(Short exercise): Return all of the data exactly as written, without the pictures.
--- BEGIN Listed records ---
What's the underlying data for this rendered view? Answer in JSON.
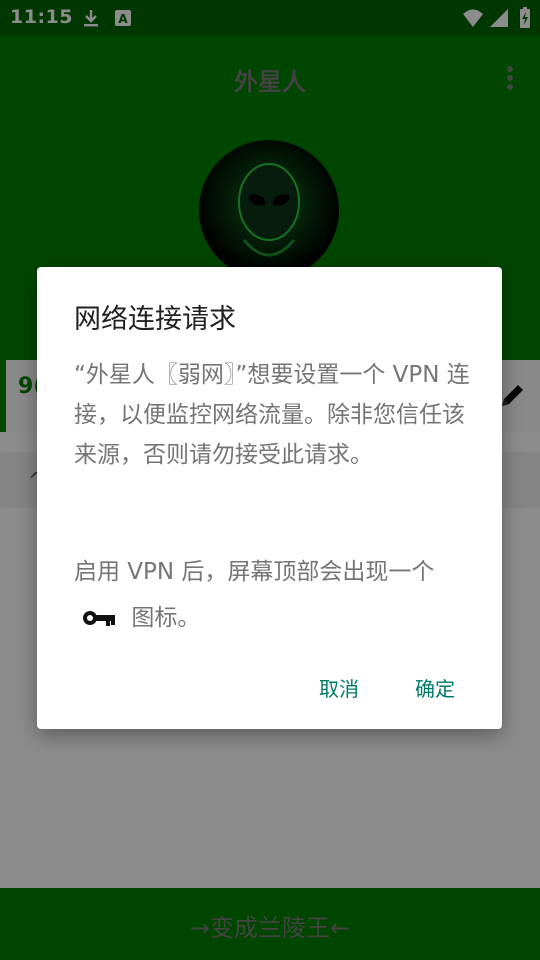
{
  "status_bar": {
    "time": "11:15",
    "icons": [
      "download-icon",
      "a-badge-icon",
      "wifi-icon",
      "signal-icon",
      "battery-charging-icon"
    ]
  },
  "app_bar": {
    "title": "外星人",
    "menu_icon": "more-vert-icon"
  },
  "header": {
    "avatar_icon": "alien-avatar"
  },
  "main": {
    "row_value_partial": "9(",
    "edit_icon": "pencil-icon",
    "row2_glyph": "^"
  },
  "bottom_bar": {
    "label": "→变成兰陵王←"
  },
  "dialog": {
    "title": "网络连接请求",
    "message": "“外星人〖弱网〗”想要设置一个 VPN 连接，以便监控网络流量。除非您信任该来源，否则请勿接受此请求。",
    "footer_before_icon": "启用 VPN 后，屏幕顶部会出现一个",
    "footer_after_icon": "图标。",
    "key_icon": "key-icon",
    "cancel_label": "取消",
    "ok_label": "确定"
  },
  "colors": {
    "primary": "#008000",
    "status_bar": "#006400",
    "dialog_button": "#00796b"
  }
}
--- END Listed records ---
(Solution to this task):
What's the underlying data for this rendered view? Answer in JSON.
{
  "status_bar": {
    "time": "11:15",
    "icons": [
      "download-icon",
      "a-badge-icon",
      "wifi-icon",
      "signal-icon",
      "battery-charging-icon"
    ]
  },
  "app_bar": {
    "title": "外星人",
    "menu_icon": "more-vert-icon"
  },
  "header": {
    "avatar_icon": "alien-avatar"
  },
  "main": {
    "row_value_partial": "9(",
    "edit_icon": "pencil-icon",
    "row2_glyph": "^"
  },
  "bottom_bar": {
    "label": "→变成兰陵王←"
  },
  "dialog": {
    "title": "网络连接请求",
    "message": "“外星人〖弱网〗”想要设置一个 VPN 连接，以便监控网络流量。除非您信任该来源，否则请勿接受此请求。",
    "footer_before_icon": "启用 VPN 后，屏幕顶部会出现一个",
    "footer_after_icon": "图标。",
    "key_icon": "key-icon",
    "cancel_label": "取消",
    "ok_label": "确定"
  },
  "colors": {
    "primary": "#008000",
    "status_bar": "#006400",
    "dialog_button": "#00796b"
  }
}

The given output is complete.